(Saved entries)
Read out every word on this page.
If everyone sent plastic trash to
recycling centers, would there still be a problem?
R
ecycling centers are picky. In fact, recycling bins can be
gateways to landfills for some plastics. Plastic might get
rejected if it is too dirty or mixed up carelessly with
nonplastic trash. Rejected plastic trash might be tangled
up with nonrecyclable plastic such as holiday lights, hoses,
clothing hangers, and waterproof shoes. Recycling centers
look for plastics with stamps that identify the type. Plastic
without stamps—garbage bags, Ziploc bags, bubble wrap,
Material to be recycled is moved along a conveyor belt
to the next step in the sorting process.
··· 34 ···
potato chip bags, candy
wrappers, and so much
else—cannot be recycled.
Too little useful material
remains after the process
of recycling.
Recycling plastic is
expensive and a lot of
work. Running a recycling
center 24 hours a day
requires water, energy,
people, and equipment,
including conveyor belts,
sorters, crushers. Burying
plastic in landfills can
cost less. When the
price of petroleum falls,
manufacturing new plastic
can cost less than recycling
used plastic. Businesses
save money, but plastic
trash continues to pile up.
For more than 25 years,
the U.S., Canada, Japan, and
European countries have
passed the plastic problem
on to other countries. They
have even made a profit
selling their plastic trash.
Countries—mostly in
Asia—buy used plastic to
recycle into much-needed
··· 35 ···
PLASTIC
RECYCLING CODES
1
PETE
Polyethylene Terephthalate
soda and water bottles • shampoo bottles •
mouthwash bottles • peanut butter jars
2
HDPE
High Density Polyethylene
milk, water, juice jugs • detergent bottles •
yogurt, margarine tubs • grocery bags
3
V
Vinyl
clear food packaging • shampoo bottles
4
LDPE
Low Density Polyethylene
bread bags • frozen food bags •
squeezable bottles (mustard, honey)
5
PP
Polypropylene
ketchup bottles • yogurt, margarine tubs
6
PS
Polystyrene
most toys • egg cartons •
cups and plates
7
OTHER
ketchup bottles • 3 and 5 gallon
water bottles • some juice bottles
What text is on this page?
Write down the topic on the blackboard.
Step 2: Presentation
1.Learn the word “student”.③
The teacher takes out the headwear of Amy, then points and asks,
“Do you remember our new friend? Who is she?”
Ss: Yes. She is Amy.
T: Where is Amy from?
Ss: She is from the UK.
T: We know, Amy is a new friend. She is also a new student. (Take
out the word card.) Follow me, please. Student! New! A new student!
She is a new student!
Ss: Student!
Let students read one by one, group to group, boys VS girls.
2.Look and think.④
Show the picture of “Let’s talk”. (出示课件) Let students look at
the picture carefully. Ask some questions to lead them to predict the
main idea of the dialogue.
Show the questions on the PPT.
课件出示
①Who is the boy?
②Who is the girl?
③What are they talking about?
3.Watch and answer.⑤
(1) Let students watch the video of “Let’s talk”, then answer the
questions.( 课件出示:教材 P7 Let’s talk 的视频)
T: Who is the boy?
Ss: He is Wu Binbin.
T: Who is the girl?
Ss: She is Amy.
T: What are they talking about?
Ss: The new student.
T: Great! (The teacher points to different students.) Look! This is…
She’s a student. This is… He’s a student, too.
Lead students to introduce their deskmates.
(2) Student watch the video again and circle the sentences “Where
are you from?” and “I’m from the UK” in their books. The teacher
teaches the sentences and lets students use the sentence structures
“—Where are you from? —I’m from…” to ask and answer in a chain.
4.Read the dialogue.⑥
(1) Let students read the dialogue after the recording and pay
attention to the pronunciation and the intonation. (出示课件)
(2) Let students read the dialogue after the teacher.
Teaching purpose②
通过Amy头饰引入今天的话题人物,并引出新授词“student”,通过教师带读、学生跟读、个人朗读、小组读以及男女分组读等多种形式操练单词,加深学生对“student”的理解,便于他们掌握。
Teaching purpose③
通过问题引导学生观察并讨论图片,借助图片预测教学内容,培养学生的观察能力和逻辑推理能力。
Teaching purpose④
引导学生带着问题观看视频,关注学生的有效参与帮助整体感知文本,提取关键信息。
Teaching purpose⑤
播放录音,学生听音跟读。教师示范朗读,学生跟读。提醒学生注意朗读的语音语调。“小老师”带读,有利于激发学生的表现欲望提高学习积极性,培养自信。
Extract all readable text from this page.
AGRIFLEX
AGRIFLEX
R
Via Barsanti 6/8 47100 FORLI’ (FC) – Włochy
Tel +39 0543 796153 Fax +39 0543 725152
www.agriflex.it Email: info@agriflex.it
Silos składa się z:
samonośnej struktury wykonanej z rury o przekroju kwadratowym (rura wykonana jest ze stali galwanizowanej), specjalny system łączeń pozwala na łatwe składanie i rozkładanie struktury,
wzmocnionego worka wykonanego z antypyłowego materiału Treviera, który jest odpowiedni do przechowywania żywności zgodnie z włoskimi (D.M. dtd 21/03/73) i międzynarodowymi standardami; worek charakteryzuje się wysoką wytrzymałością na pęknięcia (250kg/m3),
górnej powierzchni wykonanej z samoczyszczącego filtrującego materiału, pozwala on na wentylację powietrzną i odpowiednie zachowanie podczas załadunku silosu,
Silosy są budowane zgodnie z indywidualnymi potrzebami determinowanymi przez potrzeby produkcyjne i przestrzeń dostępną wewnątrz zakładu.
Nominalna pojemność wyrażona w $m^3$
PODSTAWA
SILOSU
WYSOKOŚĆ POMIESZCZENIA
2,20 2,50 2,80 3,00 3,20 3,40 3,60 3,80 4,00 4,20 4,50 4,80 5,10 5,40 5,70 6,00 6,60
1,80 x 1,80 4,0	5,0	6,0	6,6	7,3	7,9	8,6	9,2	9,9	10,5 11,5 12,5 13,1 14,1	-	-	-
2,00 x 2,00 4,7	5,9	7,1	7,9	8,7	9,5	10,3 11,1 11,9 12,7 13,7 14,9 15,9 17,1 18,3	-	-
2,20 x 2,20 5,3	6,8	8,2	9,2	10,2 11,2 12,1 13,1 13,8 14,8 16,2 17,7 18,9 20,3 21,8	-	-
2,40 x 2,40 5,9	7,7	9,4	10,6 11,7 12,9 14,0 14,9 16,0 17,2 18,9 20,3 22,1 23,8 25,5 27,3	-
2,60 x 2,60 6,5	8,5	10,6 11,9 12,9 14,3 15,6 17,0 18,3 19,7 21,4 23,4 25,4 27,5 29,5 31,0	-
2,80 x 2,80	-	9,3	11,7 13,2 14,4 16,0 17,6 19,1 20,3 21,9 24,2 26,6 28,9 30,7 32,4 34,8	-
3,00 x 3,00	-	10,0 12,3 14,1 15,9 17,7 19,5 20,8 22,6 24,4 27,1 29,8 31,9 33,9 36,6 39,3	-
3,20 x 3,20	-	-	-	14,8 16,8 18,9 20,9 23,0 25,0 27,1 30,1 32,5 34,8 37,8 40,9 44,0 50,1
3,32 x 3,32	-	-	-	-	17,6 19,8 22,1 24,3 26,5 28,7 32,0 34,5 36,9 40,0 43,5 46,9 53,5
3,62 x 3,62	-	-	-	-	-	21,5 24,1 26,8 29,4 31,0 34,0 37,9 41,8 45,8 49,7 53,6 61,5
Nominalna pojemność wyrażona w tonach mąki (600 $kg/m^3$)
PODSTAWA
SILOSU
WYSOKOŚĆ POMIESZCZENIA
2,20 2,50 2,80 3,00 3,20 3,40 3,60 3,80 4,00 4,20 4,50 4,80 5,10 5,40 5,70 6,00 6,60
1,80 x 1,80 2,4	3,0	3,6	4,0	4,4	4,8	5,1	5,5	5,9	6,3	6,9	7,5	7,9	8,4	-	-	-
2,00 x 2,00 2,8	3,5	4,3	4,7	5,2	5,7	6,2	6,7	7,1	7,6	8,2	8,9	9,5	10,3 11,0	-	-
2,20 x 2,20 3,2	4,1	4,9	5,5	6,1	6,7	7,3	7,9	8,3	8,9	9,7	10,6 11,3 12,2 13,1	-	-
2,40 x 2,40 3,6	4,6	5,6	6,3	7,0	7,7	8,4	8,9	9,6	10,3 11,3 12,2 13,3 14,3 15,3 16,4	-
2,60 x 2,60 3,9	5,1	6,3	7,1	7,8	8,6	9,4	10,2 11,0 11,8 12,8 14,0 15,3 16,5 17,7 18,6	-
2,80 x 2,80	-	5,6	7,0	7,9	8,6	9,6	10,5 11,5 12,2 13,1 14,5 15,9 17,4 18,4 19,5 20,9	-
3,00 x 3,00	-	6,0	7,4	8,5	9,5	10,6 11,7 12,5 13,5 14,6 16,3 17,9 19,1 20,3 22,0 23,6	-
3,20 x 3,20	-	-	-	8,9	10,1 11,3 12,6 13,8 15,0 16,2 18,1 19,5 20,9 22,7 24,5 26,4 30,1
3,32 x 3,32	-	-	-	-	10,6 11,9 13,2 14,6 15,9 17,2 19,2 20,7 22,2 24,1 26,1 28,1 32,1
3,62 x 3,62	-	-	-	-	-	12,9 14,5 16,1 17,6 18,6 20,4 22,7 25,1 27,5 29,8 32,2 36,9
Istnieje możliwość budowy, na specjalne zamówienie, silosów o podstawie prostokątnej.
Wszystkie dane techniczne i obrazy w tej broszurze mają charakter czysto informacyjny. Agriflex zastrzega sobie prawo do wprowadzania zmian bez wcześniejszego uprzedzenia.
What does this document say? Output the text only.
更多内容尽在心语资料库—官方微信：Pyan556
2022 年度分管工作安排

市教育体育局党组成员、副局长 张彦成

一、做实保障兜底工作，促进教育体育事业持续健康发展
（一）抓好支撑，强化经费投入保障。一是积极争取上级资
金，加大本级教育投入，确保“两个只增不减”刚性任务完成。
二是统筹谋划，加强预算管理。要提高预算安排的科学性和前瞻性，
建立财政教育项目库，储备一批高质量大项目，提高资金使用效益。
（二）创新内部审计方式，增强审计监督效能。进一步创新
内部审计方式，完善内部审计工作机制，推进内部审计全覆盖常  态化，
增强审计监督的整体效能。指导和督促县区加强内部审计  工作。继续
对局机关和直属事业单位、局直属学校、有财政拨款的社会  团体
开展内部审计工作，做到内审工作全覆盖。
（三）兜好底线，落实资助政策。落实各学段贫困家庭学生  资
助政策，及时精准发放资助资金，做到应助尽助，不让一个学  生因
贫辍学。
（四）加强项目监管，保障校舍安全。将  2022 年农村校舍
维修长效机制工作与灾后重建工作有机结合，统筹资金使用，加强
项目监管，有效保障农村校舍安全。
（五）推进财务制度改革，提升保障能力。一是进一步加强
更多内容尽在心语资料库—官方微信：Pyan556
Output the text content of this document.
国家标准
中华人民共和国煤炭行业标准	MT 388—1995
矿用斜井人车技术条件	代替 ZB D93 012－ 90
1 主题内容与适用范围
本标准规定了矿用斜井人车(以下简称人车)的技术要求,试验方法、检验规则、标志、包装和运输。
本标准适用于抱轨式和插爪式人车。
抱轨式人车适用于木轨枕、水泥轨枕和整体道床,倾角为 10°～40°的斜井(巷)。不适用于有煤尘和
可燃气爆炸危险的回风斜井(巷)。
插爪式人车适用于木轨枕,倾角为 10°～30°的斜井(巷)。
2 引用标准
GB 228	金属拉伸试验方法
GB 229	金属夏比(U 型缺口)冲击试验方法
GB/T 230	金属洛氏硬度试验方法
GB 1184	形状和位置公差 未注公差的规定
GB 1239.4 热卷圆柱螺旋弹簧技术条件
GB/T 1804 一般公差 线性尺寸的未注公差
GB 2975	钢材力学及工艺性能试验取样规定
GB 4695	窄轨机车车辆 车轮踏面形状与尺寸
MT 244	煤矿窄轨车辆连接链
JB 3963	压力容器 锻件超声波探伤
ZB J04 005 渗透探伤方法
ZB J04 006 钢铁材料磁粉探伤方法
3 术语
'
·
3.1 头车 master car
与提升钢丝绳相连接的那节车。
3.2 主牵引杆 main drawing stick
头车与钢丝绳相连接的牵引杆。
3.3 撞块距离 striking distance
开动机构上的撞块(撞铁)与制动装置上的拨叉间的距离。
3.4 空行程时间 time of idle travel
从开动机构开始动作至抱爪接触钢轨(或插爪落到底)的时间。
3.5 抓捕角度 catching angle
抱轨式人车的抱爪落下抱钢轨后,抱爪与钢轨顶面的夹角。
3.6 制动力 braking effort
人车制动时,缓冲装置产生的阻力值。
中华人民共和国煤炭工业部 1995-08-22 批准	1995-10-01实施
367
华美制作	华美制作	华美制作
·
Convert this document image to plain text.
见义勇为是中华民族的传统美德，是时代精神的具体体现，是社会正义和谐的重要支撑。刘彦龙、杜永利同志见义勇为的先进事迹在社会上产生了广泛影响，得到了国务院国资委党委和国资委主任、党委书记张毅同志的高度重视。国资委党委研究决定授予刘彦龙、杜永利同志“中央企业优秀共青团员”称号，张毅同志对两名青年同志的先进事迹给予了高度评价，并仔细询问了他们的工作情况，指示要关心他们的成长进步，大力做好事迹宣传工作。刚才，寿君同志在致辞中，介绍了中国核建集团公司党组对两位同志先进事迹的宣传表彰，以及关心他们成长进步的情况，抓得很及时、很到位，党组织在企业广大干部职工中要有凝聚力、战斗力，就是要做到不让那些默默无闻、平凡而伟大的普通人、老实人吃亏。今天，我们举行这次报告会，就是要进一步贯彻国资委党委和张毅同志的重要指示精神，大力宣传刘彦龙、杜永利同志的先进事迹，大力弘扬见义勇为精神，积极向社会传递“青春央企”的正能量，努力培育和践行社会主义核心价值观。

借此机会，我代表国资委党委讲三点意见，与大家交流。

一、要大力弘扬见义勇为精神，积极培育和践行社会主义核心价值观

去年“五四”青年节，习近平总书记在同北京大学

» **SHORT EXERCISE**
Starting at the line that contains "What does this", output each remaining line of the listing, the last line included, exactly as it appears.

» **RESULT**
What does this document say? Output the text only.
更多内容尽在心语资料库—官方微信：Pyan556
2022 年度分管工作安排

市教育体育局党组成员、副局长 张彦成

一、做实保障兜底工作，促进教育体育事业持续健康发展
（一）抓好支撑，强化经费投入保障。一是积极争取上级资
金，加大本级教育投入，确保“两个只增不减”刚性任务完成。
二是统筹谋划，加强预算管理。要提高预算安排的科学性和前瞻性，
建立财政教育项目库，储备一批高质量大项目，提高资金使用效益。
（二）创新内部审计方式，增强审计监督效能。进一步创新
内部审计方式，完善内部审计工作机制，推进内部审计全覆盖常  态化，
增强审计监督的整体效能。指导和督促县区加强内部审计  工作。继续
对局机关和直属事业单位、局直属学校、有财政拨款的社会  团体
开展内部审计工作，做到内审工作全覆盖。
（三）兜好底线，落实资助政策。落实各学段贫困家庭学生  资
助政策，及时精准发放资助资金，做到应助尽助，不让一个学  生因
贫辍学。
（四）加强项目监管，保障校舍安全。将  2022 年农村校舍
维修长效机制工作与灾后重建工作有机结合，统筹资金使用，加强
项目监管，有效保障农村校舍安全。
（五）推进财务制度改革，提升保障能力。一是进一步加强
更多内容尽在心语资料库—官方微信：Pyan556
Output the text content of this document.
国家标准
中华人民共和国煤炭行业标准	MT 388—1995
矿用斜井人车技术条件	代替 ZB D93 012－ 90
1 主题内容与适用范围
本标准规定了矿用斜井人车(以下简称人车)的技术要求,试验方法、检验规则、标志、包装和运输。
本标准适用于抱轨式和插爪式人车。
抱轨式人车适用于木轨枕、水泥轨枕和整体道床,倾角为 10°～40°的斜井(巷)。不适用于有煤尘和
可燃气爆炸危险的回风斜井(巷)。
插爪式人车适用于木轨枕,倾角为 10°～30°的斜井(巷)。
2 引用标准
GB 228	金属拉伸试验方法
GB 229	金属夏比(U 型缺口)冲击试验方法
GB/T 230	金属洛氏硬度试验方法
GB 1184	形状和位置公差 未注公差的规定
GB 1239.4 热卷圆柱螺旋弹簧技术条件
GB/T 1804 一般公差 线性尺寸的未注公差
GB 2975	钢材力学及工艺性能试验取样规定
GB 4695	窄轨机车车辆 车轮踏面形状与尺寸
MT 244	煤矿窄轨车辆连接链
JB 3963	压力容器 锻件超声波探伤
ZB J04 005 渗透探伤方法
ZB J04 006 钢铁材料磁粉探伤方法
3 术语
'
·
3.1 头车 master car
与提升钢丝绳相连接的那节车。
3.2 主牵引杆 main drawing stick
头车与钢丝绳相连接的牵引杆。
3.3 撞块距离 striking distance
开动机构上的撞块(撞铁)与制动装置上的拨叉间的距离。
3.4 空行程时间 time of idle travel
从开动机构开始动作至抱爪接触钢轨(或插爪落到底)的时间。
3.5 抓捕角度 catching angle
抱轨式人车的抱爪落下抱钢轨后,抱爪与钢轨顶面的夹角。
3.6 制动力 braking effort
人车制动时,缓冲装置产生的阻力值。
中华人民共和国煤炭工业部 1995-08-22 批准	1995-10-01实施
367
华美制作	华美制作	华美制作
·
Convert this document image to plain text.
见义勇为是中华民族的传统美德，是时代精神的具体体现，是社会正义和谐的重要支撑。刘彦龙、杜永利同志见义勇为的先进事迹在社会上产生了广泛影响，得到了国务院国资委党委和国资委主任、党委书记张毅同志的高度重视。国资委党委研究决定授予刘彦龙、杜永利同志“中央企业优秀共青团员”称号，张毅同志对两名青年同志的先进事迹给予了高度评价，并仔细询问了他们的工作情况，指示要关心他们的成长进步，大力做好事迹宣传工作。刚才，寿君同志在致辞中，介绍了中国核建集团公司党组对两位同志先进事迹的宣传表彰，以及关心他们成长进步的情况，抓得很及时、很到位，党组织在企业广大干部职工中要有凝聚力、战斗力，就是要做到不让那些默默无闻、平凡而伟大的普通人、老实人吃亏。今天，我们举行这次报告会，就是要进一步贯彻国资委党委和张毅同志的重要指示精神，大力宣传刘彦龙、杜永利同志的先进事迹，大力弘扬见义勇为精神，积极向社会传递“青春央企”的正能量，努力培育和践行社会主义核心价值观。

借此机会，我代表国资委党委讲三点意见，与大家交流。

一、要大力弘扬见义勇为精神，积极培育和践行社会主义核心价值观

去年“五四”青年节，习近平总书记在同北京大学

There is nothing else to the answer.